Goal =
Write out all records as given; omit images.

[Chart and figure data]
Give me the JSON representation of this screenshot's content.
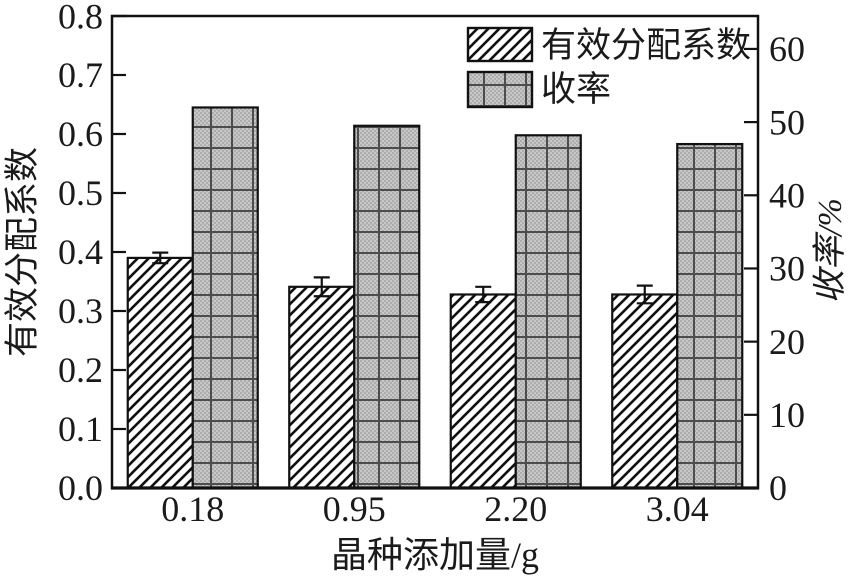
{
  "chart_data": {
    "type": "bar",
    "categories": [
      "0.18",
      "0.95",
      "2.20",
      "3.04"
    ],
    "series": [
      {
        "name": "有效分配系数",
        "axis": "left",
        "pattern": "diagonal-hatch",
        "values": [
          0.39,
          0.341,
          0.328,
          0.328
        ],
        "errors": [
          0.009,
          0.016,
          0.013,
          0.015
        ]
      },
      {
        "name": "收率",
        "axis": "right",
        "pattern": "gray-crosshatch",
        "values": [
          52.0,
          49.5,
          48.2,
          47.0
        ],
        "errors": [
          0,
          0,
          0,
          0
        ]
      }
    ],
    "left_axis": {
      "label": "有效分配系数",
      "min": 0.0,
      "max": 0.8,
      "tick_labels": [
        "0.0",
        "0.1",
        "0.2",
        "0.3",
        "0.4",
        "0.5",
        "0.6",
        "0.7",
        "0.8"
      ],
      "tick_values": [
        0.0,
        0.1,
        0.2,
        0.3,
        0.4,
        0.5,
        0.6,
        0.7,
        0.8
      ]
    },
    "right_axis": {
      "label": "收率/%",
      "min": 0,
      "max": 64.5,
      "tick_labels": [
        "0",
        "10",
        "20",
        "30",
        "40",
        "50",
        "60"
      ],
      "tick_values": [
        0,
        10,
        20,
        30,
        40,
        50,
        60
      ]
    },
    "x_axis": {
      "label": "晶种添加量/g"
    },
    "legend": {
      "position": "top-center-inside",
      "entries": [
        "有效分配系数",
        "收率"
      ]
    },
    "grid": false,
    "colors": {
      "background": "#ffffff",
      "bar_outline": "#111111",
      "hatch_line": "#111111",
      "gray_fill_light": "#c7c7c7",
      "gray_fill_dark": "#adadad",
      "grid_line_on_bar": "#4d4d4d",
      "axis": "#111111",
      "text": "#1a1a1a"
    }
  }
}
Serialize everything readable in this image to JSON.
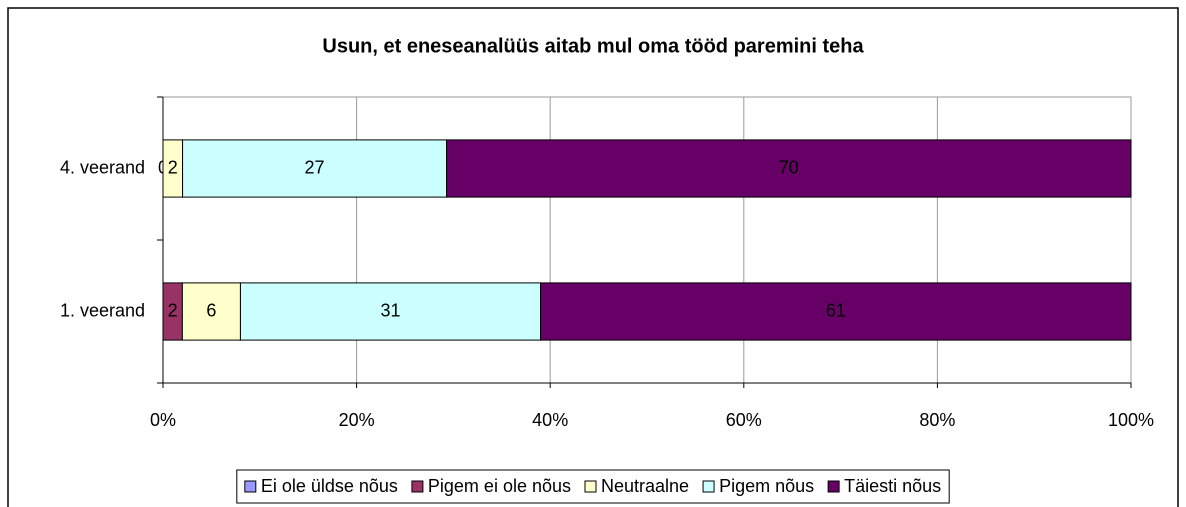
{
  "chart_data": {
    "type": "stacked_bar_100",
    "orientation": "horizontal",
    "title": "Usun, et eneseanalüüs aitab mul oma tööd paremini teha",
    "categories": [
      "4. veerand",
      "1. veerand"
    ],
    "series": [
      {
        "name": "Ei ole üldse nõus",
        "color": "#9999ff",
        "values": [
          null,
          null
        ]
      },
      {
        "name": "Pigem ei ole nõus",
        "color": "#993366",
        "values": [
          0,
          2
        ]
      },
      {
        "name": "Neutraalne",
        "color": "#ffffcc",
        "values": [
          2,
          6
        ]
      },
      {
        "name": "Pigem nõus",
        "color": "#ccffff",
        "values": [
          27,
          31
        ]
      },
      {
        "name": "Täiesti nõus",
        "color": "#660066",
        "values": [
          70,
          61
        ]
      }
    ],
    "xlim": [
      0,
      100
    ],
    "xticks": [
      {
        "value": 0,
        "label": "0%"
      },
      {
        "value": 20,
        "label": "20%"
      },
      {
        "value": 40,
        "label": "40%"
      },
      {
        "value": 60,
        "label": "60%"
      },
      {
        "value": 80,
        "label": "80%"
      },
      {
        "value": 100,
        "label": "100%"
      }
    ],
    "grid": true,
    "legend": "bottom"
  }
}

Task response =
Give me the JSON representation of this screenshot's content.
{
  "chart_data": {
    "type": "bar",
    "categories": [
      "0.18",
      "0.95",
      "2.20",
      "3.04"
    ],
    "series": [
      {
        "name": "有效分配系数",
        "axis": "left",
        "pattern": "diagonal-hatch",
        "values": [
          0.39,
          0.341,
          0.328,
          0.328
        ],
        "errors": [
          0.009,
          0.016,
          0.013,
          0.015
        ]
      },
      {
        "name": "收率",
        "axis": "right",
        "pattern": "gray-crosshatch",
        "values": [
          52.0,
          49.5,
          48.2,
          47.0
        ],
        "errors": [
          0,
          0,
          0,
          0
        ]
      }
    ],
    "left_axis": {
      "label": "有效分配系数",
      "min": 0.0,
      "max": 0.8,
      "tick_labels": [
        "0.0",
        "0.1",
        "0.2",
        "0.3",
        "0.4",
        "0.5",
        "0.6",
        "0.7",
        "0.8"
      ],
      "tick_values": [
        0.0,
        0.1,
        0.2,
        0.3,
        0.4,
        0.5,
        0.6,
        0.7,
        0.8
      ]
    },
    "right_axis": {
      "label": "收率/%",
      "min": 0,
      "max": 64.5,
      "tick_labels": [
        "0",
        "10",
        "20",
        "30",
        "40",
        "50",
        "60"
      ],
      "tick_values": [
        0,
        10,
        20,
        30,
        40,
        50,
        60
      ]
    },
    "x_axis": {
      "label": "晶种添加量/g"
    },
    "legend": {
      "position": "top-center-inside",
      "entries": [
        "有效分配系数",
        "收率"
      ]
    },
    "grid": false,
    "colors": {
      "background": "#ffffff",
      "bar_outline": "#111111",
      "hatch_line": "#111111",
      "gray_fill_light": "#c7c7c7",
      "gray_fill_dark": "#adadad",
      "grid_line_on_bar": "#4d4d4d",
      "axis": "#111111",
      "text": "#1a1a1a"
    }
  }
}
Serialize everything readable in this image to JSON.
{
  "chart_data": {
    "type": "stacked_bar_100",
    "orientation": "horizontal",
    "title": "Usun, et eneseanalüüs aitab mul oma tööd paremini teha",
    "categories": [
      "4. veerand",
      "1. veerand"
    ],
    "series": [
      {
        "name": "Ei ole üldse nõus",
        "color": "#9999ff",
        "values": [
          null,
          null
        ]
      },
      {
        "name": "Pigem ei ole nõus",
        "color": "#993366",
        "values": [
          0,
          2
        ]
      },
      {
        "name": "Neutraalne",
        "color": "#ffffcc",
        "values": [
          2,
          6
        ]
      },
      {
        "name": "Pigem nõus",
        "color": "#ccffff",
        "values": [
          27,
          31
        ]
      },
      {
        "name": "Täiesti nõus",
        "color": "#660066",
        "values": [
          70,
          61
        ]
      }
    ],
    "xlim": [
      0,
      100
    ],
    "xticks": [
      {
        "value": 0,
        "label": "0%"
      },
      {
        "value": 20,
        "label": "20%"
      },
      {
        "value": 40,
        "label": "40%"
      },
      {
        "value": 60,
        "label": "60%"
      },
      {
        "value": 80,
        "label": "80%"
      },
      {
        "value": 100,
        "label": "100%"
      }
    ],
    "grid": true,
    "legend": "bottom"
  }
}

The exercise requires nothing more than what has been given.